* Excerpted records:

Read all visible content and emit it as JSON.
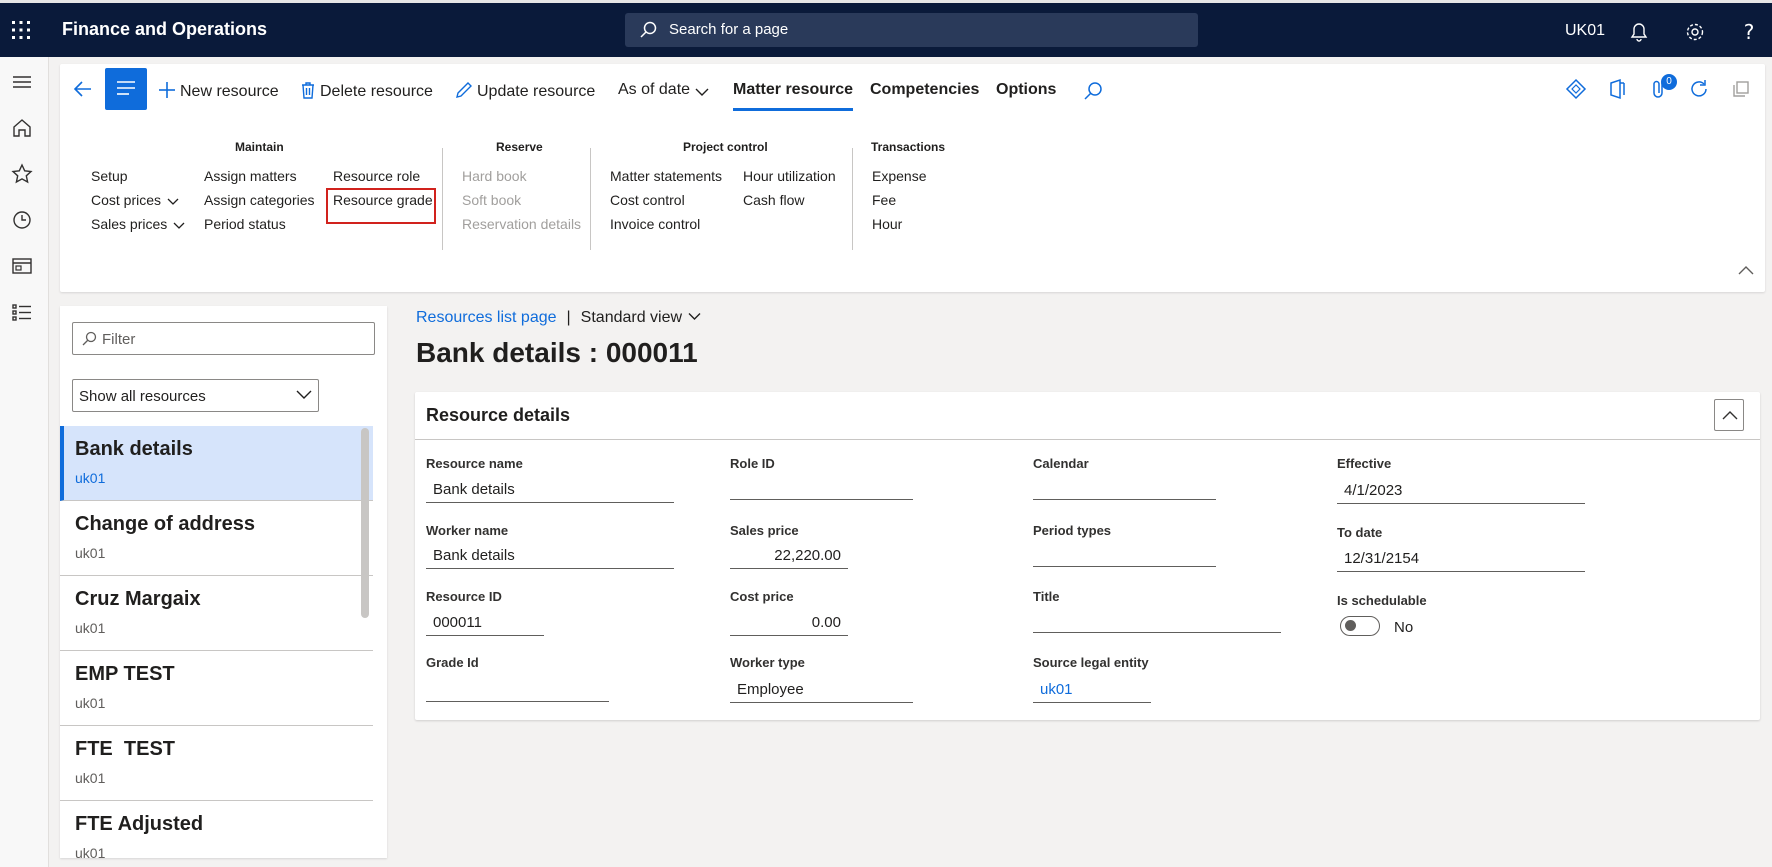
{
  "topbar": {
    "app_title": "Finance and Operations",
    "search_placeholder": "Search for a page",
    "company": "UK01",
    "icons": [
      "waffle-icon",
      "search-icon",
      "bell-icon",
      "gear-icon",
      "help-icon"
    ]
  },
  "rail": {
    "icons": [
      "hamburger-icon",
      "home-icon",
      "star-icon",
      "clock-icon",
      "workspace-icon",
      "list-icon"
    ]
  },
  "action_pane": {
    "new_resource": "New resource",
    "delete_resource": "Delete resource",
    "update_resource": "Update resource",
    "as_of_date": "As of date",
    "tabs": {
      "matter_resource": "Matter resource",
      "competencies": "Competencies",
      "options": "Options"
    },
    "badge_count": "0",
    "groups": {
      "maintain": {
        "title": "Maintain",
        "col1": [
          "Setup",
          "Cost prices",
          "Sales prices"
        ],
        "col2": [
          "Assign matters",
          "Assign categories",
          "Period status"
        ],
        "col3": [
          "Resource role",
          "Resource grade"
        ]
      },
      "reserve": {
        "title": "Reserve",
        "items": [
          "Hard book",
          "Soft book",
          "Reservation details"
        ]
      },
      "project_control": {
        "title": "Project control",
        "col1": [
          "Matter statements",
          "Cost control",
          "Invoice control"
        ],
        "col2": [
          "Hour utilization",
          "Cash flow"
        ]
      },
      "transactions": {
        "title": "Transactions",
        "items": [
          "Expense",
          "Fee",
          "Hour"
        ]
      }
    }
  },
  "list_panel": {
    "filter_placeholder": "Filter",
    "dropdown_value": "Show all resources",
    "items": [
      {
        "name": "Bank details",
        "sub": "uk01"
      },
      {
        "name": "Change of address",
        "sub": "uk01"
      },
      {
        "name": "Cruz Margaix",
        "sub": "uk01"
      },
      {
        "name": "EMP TEST",
        "sub": "uk01"
      },
      {
        "name": "FTE  TEST",
        "sub": "uk01"
      },
      {
        "name": "FTE Adjusted",
        "sub": "uk01"
      }
    ]
  },
  "breadcrumb": {
    "link": "Resources list page",
    "separator": "|",
    "view": "Standard view"
  },
  "page_title": "Bank details : 000011",
  "card": {
    "title": "Resource details",
    "fields": {
      "resource_name": {
        "label": "Resource name",
        "value": "Bank details"
      },
      "worker_name": {
        "label": "Worker name",
        "value": "Bank details"
      },
      "resource_id": {
        "label": "Resource ID",
        "value": "000011"
      },
      "grade_id": {
        "label": "Grade Id",
        "value": ""
      },
      "role_id": {
        "label": "Role ID",
        "value": ""
      },
      "sales_price": {
        "label": "Sales price",
        "value": "22,220.00"
      },
      "cost_price": {
        "label": "Cost price",
        "value": "0.00"
      },
      "worker_type": {
        "label": "Worker type",
        "value": "Employee"
      },
      "calendar": {
        "label": "Calendar",
        "value": ""
      },
      "period_types": {
        "label": "Period types",
        "value": ""
      },
      "title": {
        "label": "Title",
        "value": ""
      },
      "source_legal_entity": {
        "label": "Source legal entity",
        "value": "uk01"
      },
      "effective": {
        "label": "Effective",
        "value": "4/1/2023"
      },
      "to_date": {
        "label": "To date",
        "value": "12/31/2154"
      },
      "is_schedulable": {
        "label": "Is schedulable",
        "value": "No"
      }
    }
  },
  "colors": {
    "nav_bg": "#0a1a3a",
    "accent": "#0f6cdb",
    "highlight": "#d1221d"
  }
}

* What to do: In the material above, show every line where the word "Bank" turns up.

* Complete response:
        "name": "Bank details",
  "page_title": "Bank details : 000011",
        "value": "Bank details"
        "value": "Bank details"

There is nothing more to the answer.